GIVEN EXERCISE
Every entry must be echoed exactly.

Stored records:

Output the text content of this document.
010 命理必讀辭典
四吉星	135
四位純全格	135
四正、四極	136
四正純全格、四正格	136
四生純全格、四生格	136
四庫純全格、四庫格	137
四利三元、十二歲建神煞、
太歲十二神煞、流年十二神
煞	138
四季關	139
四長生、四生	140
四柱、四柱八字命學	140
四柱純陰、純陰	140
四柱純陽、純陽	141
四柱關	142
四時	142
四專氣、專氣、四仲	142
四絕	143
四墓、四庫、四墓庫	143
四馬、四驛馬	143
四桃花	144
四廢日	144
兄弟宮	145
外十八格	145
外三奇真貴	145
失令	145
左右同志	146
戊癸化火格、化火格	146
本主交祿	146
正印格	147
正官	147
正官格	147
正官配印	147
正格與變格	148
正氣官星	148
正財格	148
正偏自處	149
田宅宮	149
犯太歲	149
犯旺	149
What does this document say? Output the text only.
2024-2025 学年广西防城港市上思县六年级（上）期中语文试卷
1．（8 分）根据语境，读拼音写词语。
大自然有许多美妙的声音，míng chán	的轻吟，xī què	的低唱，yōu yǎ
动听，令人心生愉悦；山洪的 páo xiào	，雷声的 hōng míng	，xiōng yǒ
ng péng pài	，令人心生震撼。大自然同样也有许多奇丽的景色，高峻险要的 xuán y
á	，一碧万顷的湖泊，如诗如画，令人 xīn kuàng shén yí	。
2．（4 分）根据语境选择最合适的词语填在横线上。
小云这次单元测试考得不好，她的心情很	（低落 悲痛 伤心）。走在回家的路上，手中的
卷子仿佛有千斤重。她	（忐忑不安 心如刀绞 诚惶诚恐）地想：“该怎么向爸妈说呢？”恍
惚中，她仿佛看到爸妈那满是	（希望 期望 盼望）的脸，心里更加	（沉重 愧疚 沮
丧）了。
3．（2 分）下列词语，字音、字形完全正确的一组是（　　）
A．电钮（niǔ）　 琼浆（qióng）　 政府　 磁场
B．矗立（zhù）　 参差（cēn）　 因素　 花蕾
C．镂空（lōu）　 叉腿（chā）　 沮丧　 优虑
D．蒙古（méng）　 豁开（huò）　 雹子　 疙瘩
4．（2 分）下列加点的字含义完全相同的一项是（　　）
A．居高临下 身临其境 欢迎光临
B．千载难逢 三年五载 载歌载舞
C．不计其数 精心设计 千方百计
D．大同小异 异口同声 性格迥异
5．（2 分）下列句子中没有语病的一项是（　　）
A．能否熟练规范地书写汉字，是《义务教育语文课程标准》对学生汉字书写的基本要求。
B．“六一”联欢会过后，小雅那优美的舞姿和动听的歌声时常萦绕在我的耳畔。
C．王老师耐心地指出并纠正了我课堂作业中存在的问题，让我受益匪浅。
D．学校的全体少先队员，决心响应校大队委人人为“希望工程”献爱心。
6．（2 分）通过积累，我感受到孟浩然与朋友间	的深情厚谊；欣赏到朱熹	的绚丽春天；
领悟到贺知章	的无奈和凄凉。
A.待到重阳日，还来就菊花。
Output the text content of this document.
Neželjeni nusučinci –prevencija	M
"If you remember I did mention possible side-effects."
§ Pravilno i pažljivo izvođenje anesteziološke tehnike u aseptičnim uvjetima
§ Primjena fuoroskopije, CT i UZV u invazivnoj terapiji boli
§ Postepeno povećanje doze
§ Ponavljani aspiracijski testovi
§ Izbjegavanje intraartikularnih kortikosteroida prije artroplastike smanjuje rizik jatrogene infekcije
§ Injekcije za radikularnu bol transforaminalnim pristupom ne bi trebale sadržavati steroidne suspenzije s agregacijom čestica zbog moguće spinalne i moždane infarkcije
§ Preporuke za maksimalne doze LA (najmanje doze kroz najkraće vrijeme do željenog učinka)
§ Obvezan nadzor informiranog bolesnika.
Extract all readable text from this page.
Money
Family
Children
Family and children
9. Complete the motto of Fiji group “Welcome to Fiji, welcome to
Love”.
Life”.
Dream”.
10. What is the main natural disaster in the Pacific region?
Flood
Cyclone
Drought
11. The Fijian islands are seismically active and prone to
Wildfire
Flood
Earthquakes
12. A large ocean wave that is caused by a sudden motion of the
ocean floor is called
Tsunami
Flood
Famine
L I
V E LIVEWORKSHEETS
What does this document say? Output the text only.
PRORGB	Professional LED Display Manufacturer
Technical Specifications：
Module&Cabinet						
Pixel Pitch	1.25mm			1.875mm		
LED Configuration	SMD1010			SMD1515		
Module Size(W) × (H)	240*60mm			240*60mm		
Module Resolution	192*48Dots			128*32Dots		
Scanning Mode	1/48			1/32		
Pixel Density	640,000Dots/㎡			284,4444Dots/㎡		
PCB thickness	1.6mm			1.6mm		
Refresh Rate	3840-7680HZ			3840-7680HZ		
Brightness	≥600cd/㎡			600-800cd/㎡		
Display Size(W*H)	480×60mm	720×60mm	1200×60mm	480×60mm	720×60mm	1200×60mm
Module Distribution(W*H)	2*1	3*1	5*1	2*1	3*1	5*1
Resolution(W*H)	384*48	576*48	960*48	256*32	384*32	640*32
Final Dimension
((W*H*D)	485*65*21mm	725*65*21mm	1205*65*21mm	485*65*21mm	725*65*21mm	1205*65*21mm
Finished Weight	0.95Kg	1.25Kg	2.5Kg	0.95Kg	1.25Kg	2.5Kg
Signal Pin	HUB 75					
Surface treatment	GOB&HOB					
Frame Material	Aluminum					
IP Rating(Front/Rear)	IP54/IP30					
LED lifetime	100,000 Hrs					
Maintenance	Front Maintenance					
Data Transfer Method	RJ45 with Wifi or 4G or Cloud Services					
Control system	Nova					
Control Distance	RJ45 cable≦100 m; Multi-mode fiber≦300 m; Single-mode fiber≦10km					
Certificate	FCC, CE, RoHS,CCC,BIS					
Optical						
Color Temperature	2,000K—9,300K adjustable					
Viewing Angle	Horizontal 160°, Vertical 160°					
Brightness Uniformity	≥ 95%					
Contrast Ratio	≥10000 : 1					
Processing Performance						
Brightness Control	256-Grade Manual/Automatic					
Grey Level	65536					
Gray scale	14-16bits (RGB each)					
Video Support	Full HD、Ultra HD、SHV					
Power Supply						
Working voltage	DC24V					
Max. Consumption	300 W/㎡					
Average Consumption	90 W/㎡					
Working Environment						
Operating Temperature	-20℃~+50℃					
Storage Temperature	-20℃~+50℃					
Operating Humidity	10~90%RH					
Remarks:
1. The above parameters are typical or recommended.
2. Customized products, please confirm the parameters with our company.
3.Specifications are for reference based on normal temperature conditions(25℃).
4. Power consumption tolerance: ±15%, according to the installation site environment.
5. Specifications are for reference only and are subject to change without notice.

WRITTEN SOLUTION
Output the text content of this document.
010 命理必讀辭典
四吉星	135
四位純全格	135
四正、四極	136
四正純全格、四正格	136
四生純全格、四生格	136
四庫純全格、四庫格	137
四利三元、十二歲建神煞、
太歲十二神煞、流年十二神
煞	138
四季關	139
四長生、四生	140
四柱、四柱八字命學	140
四柱純陰、純陰	140
四柱純陽、純陽	141
四柱關	142
四時	142
四專氣、專氣、四仲	142
四絕	143
四墓、四庫、四墓庫	143
四馬、四驛馬	143
四桃花	144
四廢日	144
兄弟宮	145
外十八格	145
外三奇真貴	145
失令	145
左右同志	146
戊癸化火格、化火格	146
本主交祿	146
正印格	147
正官	147
正官格	147
正官配印	147
正格與變格	148
正氣官星	148
正財格	148
正偏自處	149
田宅宮	149
犯太歲	149
犯旺	149
What does this document say? Output the text only.
2024-2025 学年广西防城港市上思县六年级（上）期中语文试卷
1．（8 分）根据语境，读拼音写词语。
大自然有许多美妙的声音，míng chán	的轻吟，xī què	的低唱，yōu yǎ
动听，令人心生愉悦；山洪的 páo xiào	，雷声的 hōng míng	，xiōng yǒ
ng péng pài	，令人心生震撼。大自然同样也有许多奇丽的景色，高峻险要的 xuán y
á	，一碧万顷的湖泊，如诗如画，令人 xīn kuàng shén yí	。
2．（4 分）根据语境选择最合适的词语填在横线上。
小云这次单元测试考得不好，她的心情很	（低落 悲痛 伤心）。走在回家的路上，手中的
卷子仿佛有千斤重。她	（忐忑不安 心如刀绞 诚惶诚恐）地想：“该怎么向爸妈说呢？”恍
惚中，她仿佛看到爸妈那满是	（希望 期望 盼望）的脸，心里更加	（沉重 愧疚 沮
丧）了。
3．（2 分）下列词语，字音、字形完全正确的一组是（　　）
A．电钮（niǔ）　 琼浆（qióng）　 政府　 磁场
B．矗立（zhù）　 参差（cēn）　 因素　 花蕾
C．镂空（lōu）　 叉腿（chā）　 沮丧　 优虑
D．蒙古（méng）　 豁开（huò）　 雹子　 疙瘩
4．（2 分）下列加点的字含义完全相同的一项是（　　）
A．居高临下 身临其境 欢迎光临
B．千载难逢 三年五载 载歌载舞
C．不计其数 精心设计 千方百计
D．大同小异 异口同声 性格迥异
5．（2 分）下列句子中没有语病的一项是（　　）
A．能否熟练规范地书写汉字，是《义务教育语文课程标准》对学生汉字书写的基本要求。
B．“六一”联欢会过后，小雅那优美的舞姿和动听的歌声时常萦绕在我的耳畔。
C．王老师耐心地指出并纠正了我课堂作业中存在的问题，让我受益匪浅。
D．学校的全体少先队员，决心响应校大队委人人为“希望工程”献爱心。
6．（2 分）通过积累，我感受到孟浩然与朋友间	的深情厚谊；欣赏到朱熹	的绚丽春天；
领悟到贺知章	的无奈和凄凉。
A.待到重阳日，还来就菊花。
Output the text content of this document.
Neželjeni nusučinci –prevencija	M
"If you remember I did mention possible side-effects."
§ Pravilno i pažljivo izvođenje anesteziološke tehnike u aseptičnim uvjetima
§ Primjena fuoroskopije, CT i UZV u invazivnoj terapiji boli
§ Postepeno povećanje doze
§ Ponavljani aspiracijski testovi
§ Izbjegavanje intraartikularnih kortikosteroida prije artroplastike smanjuje rizik jatrogene infekcije
§ Injekcije za radikularnu bol transforaminalnim pristupom ne bi trebale sadržavati steroidne suspenzije s agregacijom čestica zbog moguće spinalne i moždane infarkcije
§ Preporuke za maksimalne doze LA (najmanje doze kroz najkraće vrijeme do željenog učinka)
§ Obvezan nadzor informiranog bolesnika.
Extract all readable text from this page.
Money
Family
Children
Family and children
9. Complete the motto of Fiji group “Welcome to Fiji, welcome to
Love”.
Life”.
Dream”.
10. What is the main natural disaster in the Pacific region?
Flood
Cyclone
Drought
11. The Fijian islands are seismically active and prone to
Wildfire
Flood
Earthquakes
12. A large ocean wave that is caused by a sudden motion of the
ocean floor is called
Tsunami
Flood
Famine
L I
V E LIVEWORKSHEETS
What does this document say? Output the text only.
PRORGB	Professional LED Display Manufacturer
Technical Specifications：
Module&Cabinet						
Pixel Pitch	1.25mm			1.875mm		
LED Configuration	SMD1010			SMD1515		
Module Size(W) × (H)	240*60mm			240*60mm		
Module Resolution	192*48Dots			128*32Dots		
Scanning Mode	1/48			1/32		
Pixel Density	640,000Dots/㎡			284,4444Dots/㎡		
PCB thickness	1.6mm			1.6mm		
Refresh Rate	3840-7680HZ			3840-7680HZ		
Brightness	≥600cd/㎡			600-800cd/㎡		
Display Size(W*H)	480×60mm	720×60mm	1200×60mm	480×60mm	720×60mm	1200×60mm
Module Distribution(W*H)	2*1	3*1	5*1	2*1	3*1	5*1
Resolution(W*H)	384*48	576*48	960*48	256*32	384*32	640*32
Final Dimension
((W*H*D)	485*65*21mm	725*65*21mm	1205*65*21mm	485*65*21mm	725*65*21mm	1205*65*21mm
Finished Weight	0.95Kg	1.25Kg	2.5Kg	0.95Kg	1.25Kg	2.5Kg
Signal Pin	HUB 75					
Surface treatment	GOB&HOB					
Frame Material	Aluminum					
IP Rating(Front/Rear)	IP54/IP30					
LED lifetime	100,000 Hrs					
Maintenance	Front Maintenance					
Data Transfer Method	RJ45 with Wifi or 4G or Cloud Services					
Control system	Nova					
Control Distance	RJ45 cable≦100 m; Multi-mode fiber≦300 m; Single-mode fiber≦10km					
Certificate	FCC, CE, RoHS,CCC,BIS					
Optical						
Color Temperature	2,000K—9,300K adjustable					
Viewing Angle	Horizontal 160°, Vertical 160°					
Brightness Uniformity	≥ 95%					
Contrast Ratio	≥10000 : 1					
Processing Performance						
Brightness Control	256-Grade Manual/Automatic					
Grey Level	65536					
Gray scale	14-16bits (RGB each)					
Video Support	Full HD、Ultra HD、SHV					
Power Supply						
Working voltage	DC24V					
Max. Consumption	300 W/㎡					
Average Consumption	90 W/㎡					
Working Environment						
Operating Temperature	-20℃~+50℃					
Storage Temperature	-20℃~+50℃					
Operating Humidity	10~90%RH					
Remarks:
1. The above parameters are typical or recommended.
2. Customized products, please confirm the parameters with our company.
3.Specifications are for reference based on normal temperature conditions(25℃).
4. Power consumption tolerance: ±15%, according to the installation site environment.
5. Specifications are for reference only and are subject to change without notice.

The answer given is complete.